**Problem requirements**
Give the entries again, word for word.

═══ Dataset excerpts

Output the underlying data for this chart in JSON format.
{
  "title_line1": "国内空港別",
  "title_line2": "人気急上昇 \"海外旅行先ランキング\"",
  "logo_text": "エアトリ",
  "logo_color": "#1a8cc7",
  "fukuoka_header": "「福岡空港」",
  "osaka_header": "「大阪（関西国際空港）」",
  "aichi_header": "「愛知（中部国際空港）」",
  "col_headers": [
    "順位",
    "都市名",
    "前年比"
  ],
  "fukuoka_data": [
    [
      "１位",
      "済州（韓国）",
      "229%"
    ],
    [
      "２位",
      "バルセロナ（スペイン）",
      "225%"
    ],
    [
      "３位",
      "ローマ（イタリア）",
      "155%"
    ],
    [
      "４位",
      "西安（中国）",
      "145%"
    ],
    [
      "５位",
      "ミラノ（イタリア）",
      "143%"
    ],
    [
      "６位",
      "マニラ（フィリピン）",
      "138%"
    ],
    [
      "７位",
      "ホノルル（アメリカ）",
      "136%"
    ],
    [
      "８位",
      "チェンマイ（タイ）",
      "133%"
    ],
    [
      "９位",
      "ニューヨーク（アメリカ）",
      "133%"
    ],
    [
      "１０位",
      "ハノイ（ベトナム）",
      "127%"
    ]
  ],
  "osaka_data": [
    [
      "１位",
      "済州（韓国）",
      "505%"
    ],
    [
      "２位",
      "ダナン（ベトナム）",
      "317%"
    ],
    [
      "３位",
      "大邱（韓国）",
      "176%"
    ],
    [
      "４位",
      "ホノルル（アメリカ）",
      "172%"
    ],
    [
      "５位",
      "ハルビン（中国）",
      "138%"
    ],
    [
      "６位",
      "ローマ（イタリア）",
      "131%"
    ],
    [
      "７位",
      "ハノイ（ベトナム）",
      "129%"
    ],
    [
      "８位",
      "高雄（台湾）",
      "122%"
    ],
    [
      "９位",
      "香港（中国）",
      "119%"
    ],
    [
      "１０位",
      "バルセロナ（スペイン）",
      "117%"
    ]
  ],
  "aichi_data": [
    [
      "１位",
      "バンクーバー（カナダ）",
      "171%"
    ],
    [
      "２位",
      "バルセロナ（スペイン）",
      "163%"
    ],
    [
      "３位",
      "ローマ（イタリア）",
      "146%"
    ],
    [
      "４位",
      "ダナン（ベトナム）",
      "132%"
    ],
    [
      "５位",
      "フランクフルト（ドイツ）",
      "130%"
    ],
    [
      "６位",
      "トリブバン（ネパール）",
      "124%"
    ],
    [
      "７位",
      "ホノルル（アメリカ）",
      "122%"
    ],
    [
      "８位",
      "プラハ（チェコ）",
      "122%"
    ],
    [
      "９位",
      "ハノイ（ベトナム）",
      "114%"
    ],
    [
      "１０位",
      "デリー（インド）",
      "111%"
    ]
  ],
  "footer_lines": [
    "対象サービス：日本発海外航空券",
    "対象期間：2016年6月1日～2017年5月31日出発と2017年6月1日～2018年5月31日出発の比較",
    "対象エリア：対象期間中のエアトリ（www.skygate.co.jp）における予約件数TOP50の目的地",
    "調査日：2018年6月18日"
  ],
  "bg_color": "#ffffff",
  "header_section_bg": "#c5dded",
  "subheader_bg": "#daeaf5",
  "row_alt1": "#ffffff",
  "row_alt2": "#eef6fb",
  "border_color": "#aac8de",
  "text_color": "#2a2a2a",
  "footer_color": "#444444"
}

══════

**Reply to the exercise**
Output the underlying data for this chart in JSON format.
{
  "title_line1": "国内空港別",
  "title_line2": "人気急上昇 \"海外旅行先ランキング\"",
  "logo_text": "エアトリ",
  "logo_color": "#1a8cc7",
  "fukuoka_header": "「福岡空港」",
  "osaka_header": "「大阪（関西国際空港）」",
  "aichi_header": "「愛知（中部国際空港）」",
  "col_headers": [
    "順位",
    "都市名",
    "前年比"
  ],
  "fukuoka_data": [
    [
      "１位",
      "済州（韓国）",
      "229%"
    ],
    [
      "２位",
      "バルセロナ（スペイン）",
      "225%"
    ],
    [
      "３位",
      "ローマ（イタリア）",
      "155%"
    ],
    [
      "４位",
      "西安（中国）",
      "145%"
    ],
    [
      "５位",
      "ミラノ（イタリア）",
      "143%"
    ],
    [
      "６位",
      "マニラ（フィリピン）",
      "138%"
    ],
    [
      "７位",
      "ホノルル（アメリカ）",
      "136%"
    ],
    [
      "８位",
      "チェンマイ（タイ）",
      "133%"
    ],
    [
      "９位",
      "ニューヨーク（アメリカ）",
      "133%"
    ],
    [
      "１０位",
      "ハノイ（ベトナム）",
      "127%"
    ]
  ],
  "osaka_data": [
    [
      "１位",
      "済州（韓国）",
      "505%"
    ],
    [
      "２位",
      "ダナン（ベトナム）",
      "317%"
    ],
    [
      "３位",
      "大邱（韓国）",
      "176%"
    ],
    [
      "４位",
      "ホノルル（アメリカ）",
      "172%"
    ],
    [
      "５位",
      "ハルビン（中国）",
      "138%"
    ],
    [
      "６位",
      "ローマ（イタリア）",
      "131%"
    ],
    [
      "７位",
      "ハノイ（ベトナム）",
      "129%"
    ],
    [
      "８位",
      "高雄（台湾）",
      "122%"
    ],
    [
      "９位",
      "香港（中国）",
      "119%"
    ],
    [
      "１０位",
      "バルセロナ（スペイン）",
      "117%"
    ]
  ],
  "aichi_data": [
    [
      "１位",
      "バンクーバー（カナダ）",
      "171%"
    ],
    [
      "２位",
      "バルセロナ（スペイン）",
      "163%"
    ],
    [
      "３位",
      "ローマ（イタリア）",
      "146%"
    ],
    [
      "４位",
      "ダナン（ベトナム）",
      "132%"
    ],
    [
      "５位",
      "フランクフルト（ドイツ）",
      "130%"
    ],
    [
      "６位",
      "トリブバン（ネパール）",
      "124%"
    ],
    [
      "７位",
      "ホノルル（アメリカ）",
      "122%"
    ],
    [
      "８位",
      "プラハ（チェコ）",
      "122%"
    ],
    [
      "９位",
      "ハノイ（ベトナム）",
      "114%"
    ],
    [
      "１０位",
      "デリー（インド）",
      "111%"
    ]
  ],
  "footer_lines": [
    "対象サービス：日本発海外航空券",
    "対象期間：2016年6月1日～2017年5月31日出発と2017年6月1日～2018年5月31日出発の比較",
    "対象エリア：対象期間中のエアトリ（www.skygate.co.jp）における予約件数TOP50の目的地",
    "調査日：2018年6月18日"
  ],
  "bg_color": "#ffffff",
  "header_section_bg": "#c5dded",
  "subheader_bg": "#daeaf5",
  "row_alt1": "#ffffff",
  "row_alt2": "#eef6fb",
  "border_color": "#aac8de",
  "text_color": "#2a2a2a",
  "footer_color": "#444444"
}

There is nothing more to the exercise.